• WHAT TO PRODUCE: Copy everything from the line containing "Patent image size: (994, 486)." down to the line containing "The gas flow path 38 is at (580, 208).", keeping each of those items word for word.

• MATERIAL:
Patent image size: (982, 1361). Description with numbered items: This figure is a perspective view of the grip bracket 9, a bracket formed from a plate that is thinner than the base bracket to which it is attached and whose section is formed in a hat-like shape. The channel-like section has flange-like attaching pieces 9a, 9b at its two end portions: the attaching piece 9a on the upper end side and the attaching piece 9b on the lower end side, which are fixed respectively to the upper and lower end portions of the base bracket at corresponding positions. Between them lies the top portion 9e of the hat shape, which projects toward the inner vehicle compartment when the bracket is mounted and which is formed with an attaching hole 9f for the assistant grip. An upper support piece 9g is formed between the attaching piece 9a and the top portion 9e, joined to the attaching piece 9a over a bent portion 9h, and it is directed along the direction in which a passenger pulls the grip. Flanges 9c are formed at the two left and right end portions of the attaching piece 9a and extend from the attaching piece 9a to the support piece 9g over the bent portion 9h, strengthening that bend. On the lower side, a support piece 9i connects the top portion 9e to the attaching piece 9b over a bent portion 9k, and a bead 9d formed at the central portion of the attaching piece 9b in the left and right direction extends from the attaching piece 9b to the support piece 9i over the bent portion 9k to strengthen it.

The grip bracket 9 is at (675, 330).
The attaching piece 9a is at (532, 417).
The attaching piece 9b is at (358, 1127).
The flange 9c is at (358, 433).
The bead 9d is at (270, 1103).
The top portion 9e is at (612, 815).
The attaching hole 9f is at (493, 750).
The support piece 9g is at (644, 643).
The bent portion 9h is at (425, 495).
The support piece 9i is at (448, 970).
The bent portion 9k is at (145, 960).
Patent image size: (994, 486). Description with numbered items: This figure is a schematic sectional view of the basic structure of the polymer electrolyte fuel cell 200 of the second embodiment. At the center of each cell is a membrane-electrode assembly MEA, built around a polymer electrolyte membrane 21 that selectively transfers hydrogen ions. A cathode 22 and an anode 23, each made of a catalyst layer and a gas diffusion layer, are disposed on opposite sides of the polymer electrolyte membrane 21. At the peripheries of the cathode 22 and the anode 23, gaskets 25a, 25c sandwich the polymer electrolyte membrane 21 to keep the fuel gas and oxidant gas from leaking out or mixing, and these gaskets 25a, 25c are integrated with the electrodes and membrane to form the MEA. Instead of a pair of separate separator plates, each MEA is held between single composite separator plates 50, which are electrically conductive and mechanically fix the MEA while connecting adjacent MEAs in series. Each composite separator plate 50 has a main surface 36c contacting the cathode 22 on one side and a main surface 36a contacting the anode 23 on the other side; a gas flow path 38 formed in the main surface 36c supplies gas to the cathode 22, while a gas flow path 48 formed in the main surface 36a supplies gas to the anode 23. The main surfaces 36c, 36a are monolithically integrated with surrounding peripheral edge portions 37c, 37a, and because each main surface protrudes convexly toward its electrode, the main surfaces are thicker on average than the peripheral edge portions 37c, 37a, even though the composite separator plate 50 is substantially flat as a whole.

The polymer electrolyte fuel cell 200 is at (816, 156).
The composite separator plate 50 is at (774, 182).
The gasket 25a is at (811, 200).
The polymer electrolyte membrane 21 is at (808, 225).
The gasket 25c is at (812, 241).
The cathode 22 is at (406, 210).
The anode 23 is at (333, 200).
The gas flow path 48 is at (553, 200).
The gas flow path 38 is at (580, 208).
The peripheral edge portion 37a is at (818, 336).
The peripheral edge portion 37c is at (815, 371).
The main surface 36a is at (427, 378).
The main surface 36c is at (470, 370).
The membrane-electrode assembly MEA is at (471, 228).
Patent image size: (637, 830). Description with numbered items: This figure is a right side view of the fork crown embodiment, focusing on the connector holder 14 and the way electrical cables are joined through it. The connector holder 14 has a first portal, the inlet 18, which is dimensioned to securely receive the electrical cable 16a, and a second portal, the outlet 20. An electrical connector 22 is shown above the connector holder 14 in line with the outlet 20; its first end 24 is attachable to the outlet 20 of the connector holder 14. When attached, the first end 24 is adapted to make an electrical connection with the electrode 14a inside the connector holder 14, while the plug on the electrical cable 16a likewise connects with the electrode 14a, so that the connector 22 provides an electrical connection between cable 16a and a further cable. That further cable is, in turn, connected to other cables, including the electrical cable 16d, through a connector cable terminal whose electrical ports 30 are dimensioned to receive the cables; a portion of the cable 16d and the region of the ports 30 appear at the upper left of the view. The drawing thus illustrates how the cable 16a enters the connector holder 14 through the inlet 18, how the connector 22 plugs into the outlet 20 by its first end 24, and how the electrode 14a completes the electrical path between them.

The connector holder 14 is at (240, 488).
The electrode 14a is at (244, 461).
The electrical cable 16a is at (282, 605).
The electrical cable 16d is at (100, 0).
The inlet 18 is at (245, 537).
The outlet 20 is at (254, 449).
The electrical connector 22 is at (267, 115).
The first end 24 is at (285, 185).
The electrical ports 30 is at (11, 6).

• REPLY:
Patent image size: (994, 486). Description with numbered items: This figure is a schematic sectional view of the basic structure of the polymer electrolyte fuel cell 200 of the second embodiment. At the center of each cell is a membrane-electrode assembly MEA, built around a polymer electrolyte membrane 21 that selectively transfers hydrogen ions. A cathode 22 and an anode 23, each made of a catalyst layer and a gas diffusion layer, are disposed on opposite sides of the polymer electrolyte membrane 21. At the peripheries of the cathode 22 and the anode 23, gaskets 25a, 25c sandwich the polymer electrolyte membrane 21 to keep the fuel gas and oxidant gas from leaking out or mixing, and these gaskets 25a, 25c are integrated with the electrodes and membrane to form the MEA. Instead of a pair of separate separator plates, each MEA is held between single composite separator plates 50, which are electrically conductive and mechanically fix the MEA while connecting adjacent MEAs in series. Each composite separator plate 50 has a main surface 36c contacting the cathode 22 on one side and a main surface 36a contacting the anode 23 on the other side; a gas flow path 38 formed in the main surface 36c supplies gas to the cathode 22, while a gas flow path 48 formed in the main surface 36a supplies gas to the anode 23. The main surfaces 36c, 36a are monolithically integrated with surrounding peripheral edge portions 37c, 37a, and because each main surface protrudes convexly toward its electrode, the main surfaces are thicker on average than the peripheral edge portions 37c, 37a, even though the composite separator plate 50 is substantially flat as a whole.

The polymer electrolyte fuel cell 200 is at (816, 156).
The composite separator plate 50 is at (774, 182).
The gasket 25a is at (811, 200).
The polymer electrolyte membrane 21 is at (808, 225).
The gasket 25c is at (812, 241).
The cathode 22 is at (406, 210).
The anode 23 is at (333, 200).
The gas flow path 48 is at (553, 200).
The gas flow path 38 is at (580, 208).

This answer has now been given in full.